Your task:
Give every line from the entries that contains "xlabel".

═══ Material supplied ═══

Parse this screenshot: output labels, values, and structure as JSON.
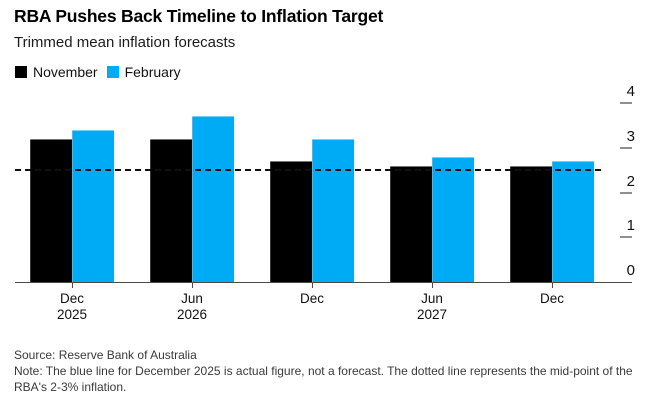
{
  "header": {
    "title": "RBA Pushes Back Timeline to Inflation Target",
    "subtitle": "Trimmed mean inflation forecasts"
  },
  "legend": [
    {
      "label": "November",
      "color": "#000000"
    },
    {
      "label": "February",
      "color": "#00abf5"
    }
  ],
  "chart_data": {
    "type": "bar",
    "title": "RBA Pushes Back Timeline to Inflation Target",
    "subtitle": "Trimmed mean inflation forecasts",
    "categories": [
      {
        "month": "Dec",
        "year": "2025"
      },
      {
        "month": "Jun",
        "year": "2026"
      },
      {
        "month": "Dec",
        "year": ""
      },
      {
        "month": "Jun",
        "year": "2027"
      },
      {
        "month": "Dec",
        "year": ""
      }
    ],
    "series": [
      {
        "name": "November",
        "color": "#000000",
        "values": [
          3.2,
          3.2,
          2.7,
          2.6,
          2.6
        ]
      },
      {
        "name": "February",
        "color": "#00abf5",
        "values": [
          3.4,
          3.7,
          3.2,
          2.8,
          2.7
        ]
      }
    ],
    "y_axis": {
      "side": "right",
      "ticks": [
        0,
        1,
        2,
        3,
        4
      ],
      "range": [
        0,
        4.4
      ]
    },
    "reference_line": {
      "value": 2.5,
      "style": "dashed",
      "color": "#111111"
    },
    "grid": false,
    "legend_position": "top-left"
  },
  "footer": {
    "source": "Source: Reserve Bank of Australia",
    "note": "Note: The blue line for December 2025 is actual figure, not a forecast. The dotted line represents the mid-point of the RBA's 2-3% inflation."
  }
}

═══
═══ Material supplied ═══

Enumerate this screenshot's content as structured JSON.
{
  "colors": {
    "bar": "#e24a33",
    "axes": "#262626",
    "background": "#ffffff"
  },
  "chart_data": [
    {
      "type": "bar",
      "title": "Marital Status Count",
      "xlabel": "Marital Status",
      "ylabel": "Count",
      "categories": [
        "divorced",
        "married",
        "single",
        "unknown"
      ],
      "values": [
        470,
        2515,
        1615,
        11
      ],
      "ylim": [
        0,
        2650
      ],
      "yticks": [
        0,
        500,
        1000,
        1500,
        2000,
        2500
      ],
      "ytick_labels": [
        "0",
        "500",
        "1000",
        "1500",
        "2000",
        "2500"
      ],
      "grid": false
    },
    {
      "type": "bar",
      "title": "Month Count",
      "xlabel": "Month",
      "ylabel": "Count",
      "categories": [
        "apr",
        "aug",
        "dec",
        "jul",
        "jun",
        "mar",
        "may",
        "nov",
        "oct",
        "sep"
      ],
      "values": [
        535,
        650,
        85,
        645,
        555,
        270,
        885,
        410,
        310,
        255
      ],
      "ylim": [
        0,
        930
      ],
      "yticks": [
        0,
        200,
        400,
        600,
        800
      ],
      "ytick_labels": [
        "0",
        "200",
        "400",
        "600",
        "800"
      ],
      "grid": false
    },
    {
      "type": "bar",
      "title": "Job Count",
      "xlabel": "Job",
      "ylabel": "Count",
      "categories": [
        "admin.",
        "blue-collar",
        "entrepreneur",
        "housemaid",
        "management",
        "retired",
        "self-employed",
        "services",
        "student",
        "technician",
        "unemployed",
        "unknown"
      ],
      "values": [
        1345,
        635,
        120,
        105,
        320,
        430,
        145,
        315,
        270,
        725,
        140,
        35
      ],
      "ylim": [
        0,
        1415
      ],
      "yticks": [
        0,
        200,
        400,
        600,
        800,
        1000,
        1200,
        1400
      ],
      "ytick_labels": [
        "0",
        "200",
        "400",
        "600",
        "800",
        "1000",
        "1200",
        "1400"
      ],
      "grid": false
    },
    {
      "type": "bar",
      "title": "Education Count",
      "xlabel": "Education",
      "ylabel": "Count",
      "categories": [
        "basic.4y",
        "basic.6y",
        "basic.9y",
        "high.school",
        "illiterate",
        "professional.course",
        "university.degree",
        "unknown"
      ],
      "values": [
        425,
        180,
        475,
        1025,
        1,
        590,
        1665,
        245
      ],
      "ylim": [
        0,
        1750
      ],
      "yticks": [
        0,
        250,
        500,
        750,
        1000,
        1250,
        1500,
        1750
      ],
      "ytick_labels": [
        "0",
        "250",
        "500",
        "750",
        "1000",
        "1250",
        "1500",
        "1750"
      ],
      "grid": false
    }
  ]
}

═══
═══ Material supplied ═══

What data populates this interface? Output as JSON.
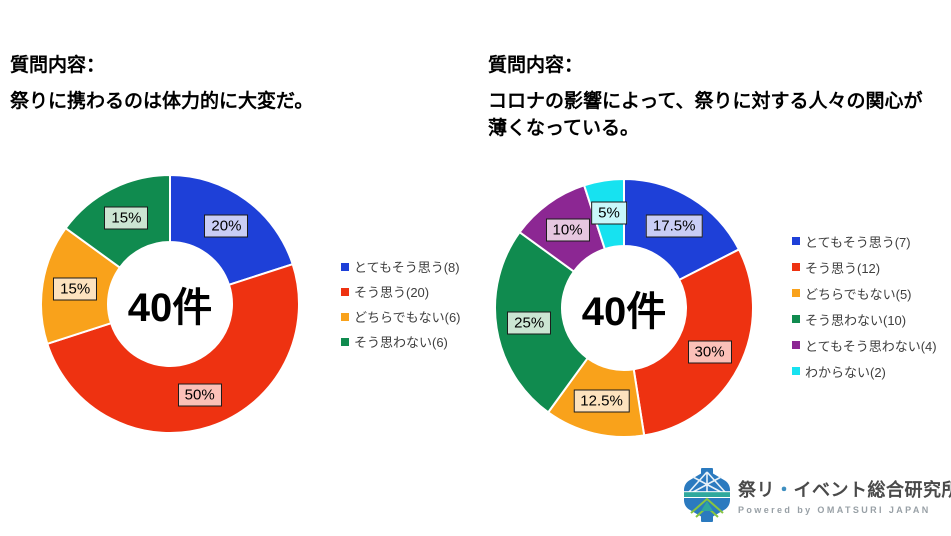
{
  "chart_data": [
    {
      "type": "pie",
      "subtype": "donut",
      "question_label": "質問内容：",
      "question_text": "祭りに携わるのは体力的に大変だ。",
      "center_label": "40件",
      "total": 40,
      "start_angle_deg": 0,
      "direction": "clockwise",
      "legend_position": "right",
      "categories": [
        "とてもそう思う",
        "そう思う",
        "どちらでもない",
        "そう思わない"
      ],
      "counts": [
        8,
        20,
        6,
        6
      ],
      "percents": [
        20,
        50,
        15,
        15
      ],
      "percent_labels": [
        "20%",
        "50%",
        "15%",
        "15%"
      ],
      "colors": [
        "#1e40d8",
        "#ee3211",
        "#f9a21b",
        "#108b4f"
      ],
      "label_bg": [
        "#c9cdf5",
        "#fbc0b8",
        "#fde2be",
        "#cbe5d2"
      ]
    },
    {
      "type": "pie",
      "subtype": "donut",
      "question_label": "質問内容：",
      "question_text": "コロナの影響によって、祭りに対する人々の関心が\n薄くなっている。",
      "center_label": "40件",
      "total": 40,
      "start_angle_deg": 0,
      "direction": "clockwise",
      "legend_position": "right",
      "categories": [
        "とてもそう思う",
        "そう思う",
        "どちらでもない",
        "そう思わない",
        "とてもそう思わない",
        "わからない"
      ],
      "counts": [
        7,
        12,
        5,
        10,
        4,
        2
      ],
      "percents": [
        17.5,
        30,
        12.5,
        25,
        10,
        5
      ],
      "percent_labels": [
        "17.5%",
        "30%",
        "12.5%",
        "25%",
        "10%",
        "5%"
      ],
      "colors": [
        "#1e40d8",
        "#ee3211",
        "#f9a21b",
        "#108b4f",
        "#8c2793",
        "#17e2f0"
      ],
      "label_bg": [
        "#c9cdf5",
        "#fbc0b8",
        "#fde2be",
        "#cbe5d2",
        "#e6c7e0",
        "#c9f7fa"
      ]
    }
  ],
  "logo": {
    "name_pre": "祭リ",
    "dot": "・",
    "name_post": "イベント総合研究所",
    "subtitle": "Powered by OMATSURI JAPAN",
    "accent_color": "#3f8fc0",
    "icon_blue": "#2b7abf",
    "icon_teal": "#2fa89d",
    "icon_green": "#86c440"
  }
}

═══

Exercise result:
      "xlabel": "Marital Status",
      "xlabel": "Month",
      "xlabel": "Job",
      "xlabel": "Education",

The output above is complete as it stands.